# What the task asks
Print all of the data exactly.

# Data in this exercise
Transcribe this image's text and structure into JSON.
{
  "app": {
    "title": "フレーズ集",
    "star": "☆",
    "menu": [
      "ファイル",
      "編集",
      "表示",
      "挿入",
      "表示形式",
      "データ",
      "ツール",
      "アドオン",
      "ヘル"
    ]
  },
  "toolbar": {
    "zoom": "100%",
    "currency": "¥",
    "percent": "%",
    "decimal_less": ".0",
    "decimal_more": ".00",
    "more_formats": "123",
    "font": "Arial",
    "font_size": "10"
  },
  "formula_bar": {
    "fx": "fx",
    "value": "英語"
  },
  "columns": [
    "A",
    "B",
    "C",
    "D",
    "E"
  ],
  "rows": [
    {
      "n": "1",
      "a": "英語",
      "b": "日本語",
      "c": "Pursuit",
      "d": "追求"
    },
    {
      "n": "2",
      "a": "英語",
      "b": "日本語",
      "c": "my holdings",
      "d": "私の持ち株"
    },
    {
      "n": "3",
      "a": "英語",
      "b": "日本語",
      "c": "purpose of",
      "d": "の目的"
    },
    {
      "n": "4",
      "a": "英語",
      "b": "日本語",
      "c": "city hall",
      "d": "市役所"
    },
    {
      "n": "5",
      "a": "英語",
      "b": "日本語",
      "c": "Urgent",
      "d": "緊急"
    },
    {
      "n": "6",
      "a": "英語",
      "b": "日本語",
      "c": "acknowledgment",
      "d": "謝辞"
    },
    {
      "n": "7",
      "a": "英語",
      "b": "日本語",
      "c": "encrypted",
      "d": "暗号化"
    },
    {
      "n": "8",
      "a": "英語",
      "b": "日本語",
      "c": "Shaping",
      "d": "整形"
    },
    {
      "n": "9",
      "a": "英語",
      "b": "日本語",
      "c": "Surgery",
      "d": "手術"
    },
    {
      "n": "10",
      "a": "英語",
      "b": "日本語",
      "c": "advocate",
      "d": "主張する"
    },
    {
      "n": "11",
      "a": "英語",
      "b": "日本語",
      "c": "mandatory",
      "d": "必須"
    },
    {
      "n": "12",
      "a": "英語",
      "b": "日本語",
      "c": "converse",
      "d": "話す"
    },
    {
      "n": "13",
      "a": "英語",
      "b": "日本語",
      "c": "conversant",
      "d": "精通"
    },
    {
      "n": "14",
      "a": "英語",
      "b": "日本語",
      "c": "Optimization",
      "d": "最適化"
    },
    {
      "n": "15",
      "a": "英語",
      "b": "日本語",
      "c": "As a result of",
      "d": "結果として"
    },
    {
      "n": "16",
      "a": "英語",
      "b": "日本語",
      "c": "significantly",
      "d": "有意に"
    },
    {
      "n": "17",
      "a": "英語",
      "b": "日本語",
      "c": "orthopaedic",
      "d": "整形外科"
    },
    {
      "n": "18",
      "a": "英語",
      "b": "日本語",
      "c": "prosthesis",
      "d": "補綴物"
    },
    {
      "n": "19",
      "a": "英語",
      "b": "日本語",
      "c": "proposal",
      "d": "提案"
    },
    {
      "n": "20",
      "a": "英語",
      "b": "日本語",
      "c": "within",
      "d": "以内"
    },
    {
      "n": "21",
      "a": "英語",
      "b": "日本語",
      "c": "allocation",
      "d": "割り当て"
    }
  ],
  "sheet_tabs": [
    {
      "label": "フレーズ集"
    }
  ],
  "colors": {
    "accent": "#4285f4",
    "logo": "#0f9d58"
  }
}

# Task result
Transcribe this image's text and structure into JSON.
{
  "app": {
    "title": "フレーズ集",
    "star": "☆",
    "menu": [
      "ファイル",
      "編集",
      "表示",
      "挿入",
      "表示形式",
      "データ",
      "ツール",
      "アドオン",
      "ヘル"
    ]
  },
  "toolbar": {
    "zoom": "100%",
    "currency": "¥",
    "percent": "%",
    "decimal_less": ".0",
    "decimal_more": ".00",
    "more_formats": "123",
    "font": "Arial",
    "font_size": "10"
  },
  "formula_bar": {
    "fx": "fx",
    "value": "英語"
  },
  "columns": [
    "A",
    "B",
    "C",
    "D",
    "E"
  ],
  "rows": [
    {
      "n": "1",
      "a": "英語",
      "b": "日本語",
      "c": "Pursuit",
      "d": "追求"
    },
    {
      "n": "2",
      "a": "英語",
      "b": "日本語",
      "c": "my holdings",
      "d": "私の持ち株"
    },
    {
      "n": "3",
      "a": "英語",
      "b": "日本語",
      "c": "purpose of",
      "d": "の目的"
    },
    {
      "n": "4",
      "a": "英語",
      "b": "日本語",
      "c": "city hall",
      "d": "市役所"
    },
    {
      "n": "5",
      "a": "英語",
      "b": "日本語",
      "c": "Urgent",
      "d": "緊急"
    },
    {
      "n": "6",
      "a": "英語",
      "b": "日本語",
      "c": "acknowledgment",
      "d": "謝辞"
    },
    {
      "n": "7",
      "a": "英語",
      "b": "日本語",
      "c": "encrypted",
      "d": "暗号化"
    },
    {
      "n": "8",
      "a": "英語",
      "b": "日本語",
      "c": "Shaping",
      "d": "整形"
    },
    {
      "n": "9",
      "a": "英語",
      "b": "日本語",
      "c": "Surgery",
      "d": "手術"
    },
    {
      "n": "10",
      "a": "英語",
      "b": "日本語",
      "c": "advocate",
      "d": "主張する"
    },
    {
      "n": "11",
      "a": "英語",
      "b": "日本語",
      "c": "mandatory",
      "d": "必須"
    },
    {
      "n": "12",
      "a": "英語",
      "b": "日本語",
      "c": "converse",
      "d": "話す"
    },
    {
      "n": "13",
      "a": "英語",
      "b": "日本語",
      "c": "conversant",
      "d": "精通"
    },
    {
      "n": "14",
      "a": "英語",
      "b": "日本語",
      "c": "Optimization",
      "d": "最適化"
    },
    {
      "n": "15",
      "a": "英語",
      "b": "日本語",
      "c": "As a result of",
      "d": "結果として"
    },
    {
      "n": "16",
      "a": "英語",
      "b": "日本語",
      "c": "significantly",
      "d": "有意に"
    },
    {
      "n": "17",
      "a": "英語",
      "b": "日本語",
      "c": "orthopaedic",
      "d": "整形外科"
    },
    {
      "n": "18",
      "a": "英語",
      "b": "日本語",
      "c": "prosthesis",
      "d": "補綴物"
    },
    {
      "n": "19",
      "a": "英語",
      "b": "日本語",
      "c": "proposal",
      "d": "提案"
    },
    {
      "n": "20",
      "a": "英語",
      "b": "日本語",
      "c": "within",
      "d": "以内"
    },
    {
      "n": "21",
      "a": "英語",
      "b": "日本語",
      "c": "allocation",
      "d": "割り当て"
    }
  ],
  "sheet_tabs": [
    {
      "label": "フレーズ集"
    }
  ],
  "colors": {
    "accent": "#4285f4",
    "logo": "#0f9d58"
  }
}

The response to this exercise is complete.